→ **Problem description**
Only the lines holding the string "grid" are needed. Copy each one.

Extracted data entries:
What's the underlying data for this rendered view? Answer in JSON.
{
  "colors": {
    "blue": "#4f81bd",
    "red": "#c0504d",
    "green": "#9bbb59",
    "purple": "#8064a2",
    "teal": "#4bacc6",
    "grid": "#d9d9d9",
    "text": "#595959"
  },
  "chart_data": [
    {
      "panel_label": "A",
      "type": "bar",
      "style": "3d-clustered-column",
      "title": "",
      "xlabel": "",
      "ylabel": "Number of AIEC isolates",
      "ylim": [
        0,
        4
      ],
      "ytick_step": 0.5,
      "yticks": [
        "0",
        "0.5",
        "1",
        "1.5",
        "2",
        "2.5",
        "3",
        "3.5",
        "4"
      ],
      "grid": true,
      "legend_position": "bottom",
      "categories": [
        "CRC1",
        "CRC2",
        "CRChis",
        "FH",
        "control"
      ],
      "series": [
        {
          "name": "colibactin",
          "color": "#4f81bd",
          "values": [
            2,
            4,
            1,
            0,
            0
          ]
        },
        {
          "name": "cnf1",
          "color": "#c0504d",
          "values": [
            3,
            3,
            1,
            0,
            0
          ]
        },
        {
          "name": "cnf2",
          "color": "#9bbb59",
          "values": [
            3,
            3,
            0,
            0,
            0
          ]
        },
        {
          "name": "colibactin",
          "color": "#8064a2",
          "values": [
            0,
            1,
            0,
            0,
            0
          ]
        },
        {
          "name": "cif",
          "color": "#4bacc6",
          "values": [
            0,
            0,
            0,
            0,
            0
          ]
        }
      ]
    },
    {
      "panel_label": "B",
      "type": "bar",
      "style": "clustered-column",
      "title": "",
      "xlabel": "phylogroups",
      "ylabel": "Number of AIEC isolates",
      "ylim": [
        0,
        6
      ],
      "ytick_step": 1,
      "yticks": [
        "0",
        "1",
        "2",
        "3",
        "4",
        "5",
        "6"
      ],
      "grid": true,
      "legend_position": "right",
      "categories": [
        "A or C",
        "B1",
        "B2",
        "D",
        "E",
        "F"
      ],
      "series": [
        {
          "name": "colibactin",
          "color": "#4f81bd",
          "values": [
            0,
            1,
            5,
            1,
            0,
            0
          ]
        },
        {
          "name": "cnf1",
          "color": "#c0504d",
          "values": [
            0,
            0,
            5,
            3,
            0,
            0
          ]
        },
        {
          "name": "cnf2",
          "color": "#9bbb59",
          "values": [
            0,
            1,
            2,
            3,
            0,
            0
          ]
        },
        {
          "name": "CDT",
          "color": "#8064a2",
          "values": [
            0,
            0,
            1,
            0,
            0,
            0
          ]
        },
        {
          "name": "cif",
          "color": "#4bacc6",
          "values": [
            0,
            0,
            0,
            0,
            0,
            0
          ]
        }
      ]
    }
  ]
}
--
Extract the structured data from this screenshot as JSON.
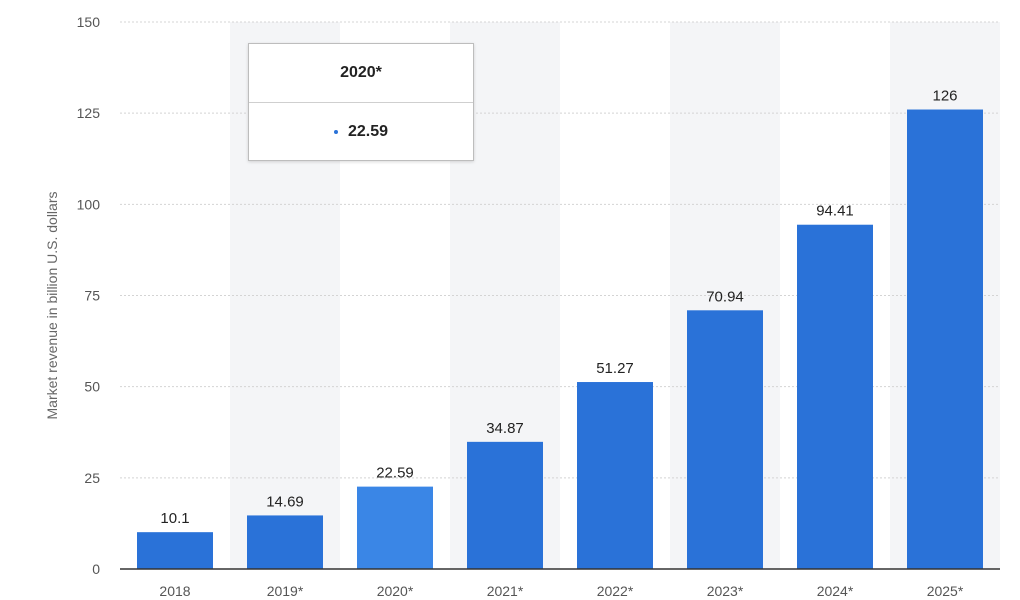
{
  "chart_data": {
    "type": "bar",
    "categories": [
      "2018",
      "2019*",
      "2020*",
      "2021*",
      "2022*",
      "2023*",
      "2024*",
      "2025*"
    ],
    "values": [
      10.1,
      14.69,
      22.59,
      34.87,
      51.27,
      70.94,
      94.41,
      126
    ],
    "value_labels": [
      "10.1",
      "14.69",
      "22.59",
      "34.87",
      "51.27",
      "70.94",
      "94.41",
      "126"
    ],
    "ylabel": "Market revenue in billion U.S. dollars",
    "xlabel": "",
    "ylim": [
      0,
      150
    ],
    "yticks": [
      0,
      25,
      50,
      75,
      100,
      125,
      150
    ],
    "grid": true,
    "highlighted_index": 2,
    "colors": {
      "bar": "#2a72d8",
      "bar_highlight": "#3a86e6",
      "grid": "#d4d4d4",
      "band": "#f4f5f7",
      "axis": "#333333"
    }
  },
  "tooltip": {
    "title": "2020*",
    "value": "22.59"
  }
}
...
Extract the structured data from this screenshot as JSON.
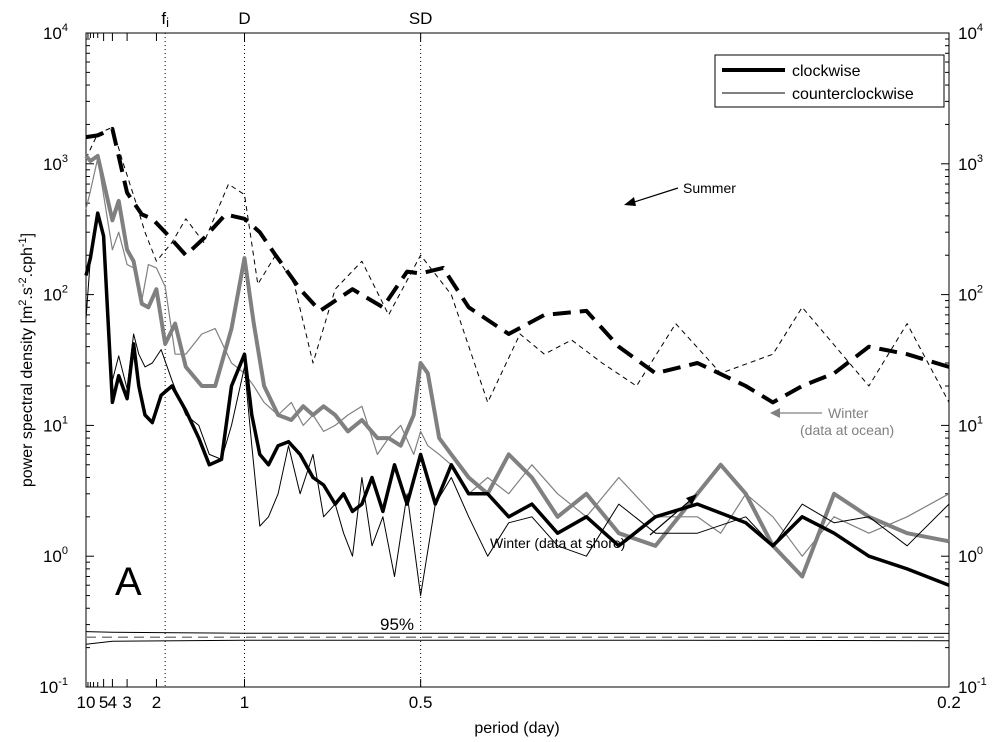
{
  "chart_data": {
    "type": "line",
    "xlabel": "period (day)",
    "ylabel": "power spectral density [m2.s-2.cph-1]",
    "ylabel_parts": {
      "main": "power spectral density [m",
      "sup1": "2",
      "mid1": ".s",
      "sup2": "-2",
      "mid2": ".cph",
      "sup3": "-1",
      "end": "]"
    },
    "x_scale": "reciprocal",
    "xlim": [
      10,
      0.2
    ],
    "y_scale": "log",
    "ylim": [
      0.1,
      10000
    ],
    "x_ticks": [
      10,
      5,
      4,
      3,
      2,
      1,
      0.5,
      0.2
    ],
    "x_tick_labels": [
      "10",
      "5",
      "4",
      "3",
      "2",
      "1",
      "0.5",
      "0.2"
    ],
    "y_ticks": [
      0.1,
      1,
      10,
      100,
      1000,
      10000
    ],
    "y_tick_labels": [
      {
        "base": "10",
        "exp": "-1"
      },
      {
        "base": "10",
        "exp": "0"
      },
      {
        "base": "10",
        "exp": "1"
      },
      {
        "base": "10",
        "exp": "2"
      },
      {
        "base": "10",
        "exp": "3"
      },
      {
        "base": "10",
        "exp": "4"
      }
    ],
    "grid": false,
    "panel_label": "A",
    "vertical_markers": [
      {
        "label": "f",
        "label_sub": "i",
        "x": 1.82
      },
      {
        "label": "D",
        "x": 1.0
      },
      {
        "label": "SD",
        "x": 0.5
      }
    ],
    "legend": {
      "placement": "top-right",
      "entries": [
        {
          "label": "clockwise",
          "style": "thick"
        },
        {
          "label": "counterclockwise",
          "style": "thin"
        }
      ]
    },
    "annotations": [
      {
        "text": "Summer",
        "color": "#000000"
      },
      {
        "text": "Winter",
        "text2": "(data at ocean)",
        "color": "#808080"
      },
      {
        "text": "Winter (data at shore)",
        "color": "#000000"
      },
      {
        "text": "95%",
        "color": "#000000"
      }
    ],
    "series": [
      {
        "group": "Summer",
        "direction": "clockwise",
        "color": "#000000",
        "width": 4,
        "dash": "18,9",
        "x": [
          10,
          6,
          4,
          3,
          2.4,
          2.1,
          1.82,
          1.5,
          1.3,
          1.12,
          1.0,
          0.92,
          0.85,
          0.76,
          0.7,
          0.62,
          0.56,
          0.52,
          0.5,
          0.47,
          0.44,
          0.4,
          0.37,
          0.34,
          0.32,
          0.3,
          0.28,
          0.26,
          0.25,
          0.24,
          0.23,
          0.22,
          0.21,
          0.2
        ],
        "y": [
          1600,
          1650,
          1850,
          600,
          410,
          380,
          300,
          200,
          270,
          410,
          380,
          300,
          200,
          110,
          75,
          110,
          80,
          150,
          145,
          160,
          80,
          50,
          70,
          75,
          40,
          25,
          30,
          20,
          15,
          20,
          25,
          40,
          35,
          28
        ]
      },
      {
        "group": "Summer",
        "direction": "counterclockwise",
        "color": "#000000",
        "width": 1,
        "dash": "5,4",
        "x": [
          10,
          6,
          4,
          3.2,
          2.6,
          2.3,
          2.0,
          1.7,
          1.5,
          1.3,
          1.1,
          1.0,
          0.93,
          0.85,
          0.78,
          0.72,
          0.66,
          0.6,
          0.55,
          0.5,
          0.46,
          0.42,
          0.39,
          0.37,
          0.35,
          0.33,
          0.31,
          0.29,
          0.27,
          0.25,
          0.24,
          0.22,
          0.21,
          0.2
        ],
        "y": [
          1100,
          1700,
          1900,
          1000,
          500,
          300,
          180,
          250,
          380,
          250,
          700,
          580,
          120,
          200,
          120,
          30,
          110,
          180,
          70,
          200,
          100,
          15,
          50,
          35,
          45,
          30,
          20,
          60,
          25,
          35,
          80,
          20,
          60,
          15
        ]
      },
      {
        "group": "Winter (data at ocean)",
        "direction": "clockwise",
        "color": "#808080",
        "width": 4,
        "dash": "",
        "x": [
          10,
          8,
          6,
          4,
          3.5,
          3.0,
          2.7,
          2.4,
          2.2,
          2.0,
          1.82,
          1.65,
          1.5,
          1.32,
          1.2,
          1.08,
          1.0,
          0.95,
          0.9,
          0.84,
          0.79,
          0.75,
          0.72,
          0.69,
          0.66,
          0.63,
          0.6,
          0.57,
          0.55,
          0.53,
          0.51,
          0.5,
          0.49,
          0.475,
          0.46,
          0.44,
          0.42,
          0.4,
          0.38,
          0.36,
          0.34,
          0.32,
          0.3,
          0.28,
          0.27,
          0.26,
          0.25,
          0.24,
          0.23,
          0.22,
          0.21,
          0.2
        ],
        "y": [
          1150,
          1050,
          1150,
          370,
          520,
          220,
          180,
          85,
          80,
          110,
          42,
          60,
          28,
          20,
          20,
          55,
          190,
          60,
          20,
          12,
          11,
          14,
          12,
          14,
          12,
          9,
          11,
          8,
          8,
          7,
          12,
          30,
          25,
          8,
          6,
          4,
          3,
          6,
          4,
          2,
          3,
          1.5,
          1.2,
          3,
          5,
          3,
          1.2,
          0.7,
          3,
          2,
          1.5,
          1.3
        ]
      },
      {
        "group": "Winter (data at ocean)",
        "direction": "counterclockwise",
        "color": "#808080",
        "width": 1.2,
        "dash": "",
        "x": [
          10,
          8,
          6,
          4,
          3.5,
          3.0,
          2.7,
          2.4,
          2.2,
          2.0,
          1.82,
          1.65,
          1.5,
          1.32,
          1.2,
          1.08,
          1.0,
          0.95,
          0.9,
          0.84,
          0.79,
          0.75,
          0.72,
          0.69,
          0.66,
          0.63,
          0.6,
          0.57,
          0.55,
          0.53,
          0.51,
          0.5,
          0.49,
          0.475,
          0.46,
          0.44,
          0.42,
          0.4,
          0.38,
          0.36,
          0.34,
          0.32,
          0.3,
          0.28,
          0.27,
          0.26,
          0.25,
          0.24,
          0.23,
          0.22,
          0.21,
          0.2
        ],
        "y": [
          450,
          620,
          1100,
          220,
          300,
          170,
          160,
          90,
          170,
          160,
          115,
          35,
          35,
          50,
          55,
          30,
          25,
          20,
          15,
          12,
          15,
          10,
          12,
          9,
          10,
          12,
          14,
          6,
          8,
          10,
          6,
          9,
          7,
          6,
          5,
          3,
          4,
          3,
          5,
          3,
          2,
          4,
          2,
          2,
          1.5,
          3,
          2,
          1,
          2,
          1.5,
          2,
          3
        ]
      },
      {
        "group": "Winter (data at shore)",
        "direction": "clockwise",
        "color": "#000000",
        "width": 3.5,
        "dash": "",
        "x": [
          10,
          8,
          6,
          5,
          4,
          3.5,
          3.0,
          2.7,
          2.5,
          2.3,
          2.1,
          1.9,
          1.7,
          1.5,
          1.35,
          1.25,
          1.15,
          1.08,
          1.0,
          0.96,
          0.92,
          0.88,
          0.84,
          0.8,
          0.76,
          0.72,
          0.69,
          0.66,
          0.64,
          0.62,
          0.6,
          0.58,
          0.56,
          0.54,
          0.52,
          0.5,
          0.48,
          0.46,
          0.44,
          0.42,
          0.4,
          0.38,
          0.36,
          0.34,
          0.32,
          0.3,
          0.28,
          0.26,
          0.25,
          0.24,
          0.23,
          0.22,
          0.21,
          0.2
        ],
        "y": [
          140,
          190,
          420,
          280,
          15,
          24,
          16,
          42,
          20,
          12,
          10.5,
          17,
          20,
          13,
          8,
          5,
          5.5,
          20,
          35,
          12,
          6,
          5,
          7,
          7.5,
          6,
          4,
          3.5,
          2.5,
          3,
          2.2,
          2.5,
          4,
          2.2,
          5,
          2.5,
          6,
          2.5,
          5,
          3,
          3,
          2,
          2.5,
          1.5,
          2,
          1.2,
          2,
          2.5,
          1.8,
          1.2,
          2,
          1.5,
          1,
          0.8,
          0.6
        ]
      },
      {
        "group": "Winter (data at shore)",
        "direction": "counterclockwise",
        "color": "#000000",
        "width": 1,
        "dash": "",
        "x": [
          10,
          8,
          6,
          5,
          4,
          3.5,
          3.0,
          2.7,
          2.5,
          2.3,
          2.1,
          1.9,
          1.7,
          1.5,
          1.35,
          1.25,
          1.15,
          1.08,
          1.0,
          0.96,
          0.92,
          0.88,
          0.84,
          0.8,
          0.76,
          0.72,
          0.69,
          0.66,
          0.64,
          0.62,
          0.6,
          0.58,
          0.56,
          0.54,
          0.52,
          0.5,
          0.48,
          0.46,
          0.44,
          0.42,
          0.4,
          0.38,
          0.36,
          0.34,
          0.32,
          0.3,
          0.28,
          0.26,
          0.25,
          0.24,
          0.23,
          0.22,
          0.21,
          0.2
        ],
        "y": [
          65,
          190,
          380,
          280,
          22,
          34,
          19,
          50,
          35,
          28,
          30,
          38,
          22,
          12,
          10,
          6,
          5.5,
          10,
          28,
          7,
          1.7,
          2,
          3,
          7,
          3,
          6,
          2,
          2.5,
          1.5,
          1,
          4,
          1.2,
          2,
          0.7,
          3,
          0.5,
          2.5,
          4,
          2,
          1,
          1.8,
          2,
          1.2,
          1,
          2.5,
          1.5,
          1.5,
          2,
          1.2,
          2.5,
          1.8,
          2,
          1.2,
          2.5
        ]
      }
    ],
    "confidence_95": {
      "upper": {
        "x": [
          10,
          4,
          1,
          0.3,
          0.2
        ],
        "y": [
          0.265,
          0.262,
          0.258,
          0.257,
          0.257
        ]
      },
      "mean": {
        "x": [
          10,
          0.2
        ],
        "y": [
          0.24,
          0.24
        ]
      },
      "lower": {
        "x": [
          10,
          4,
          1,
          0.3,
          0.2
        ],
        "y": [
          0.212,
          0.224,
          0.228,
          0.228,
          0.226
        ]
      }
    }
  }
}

→ **Exercise response**
    "grid": "#d9d9d9",
      "grid": true,
      "grid": true,
    "grid": true,
      "grid": "#d4d4d4",
    "grid": false,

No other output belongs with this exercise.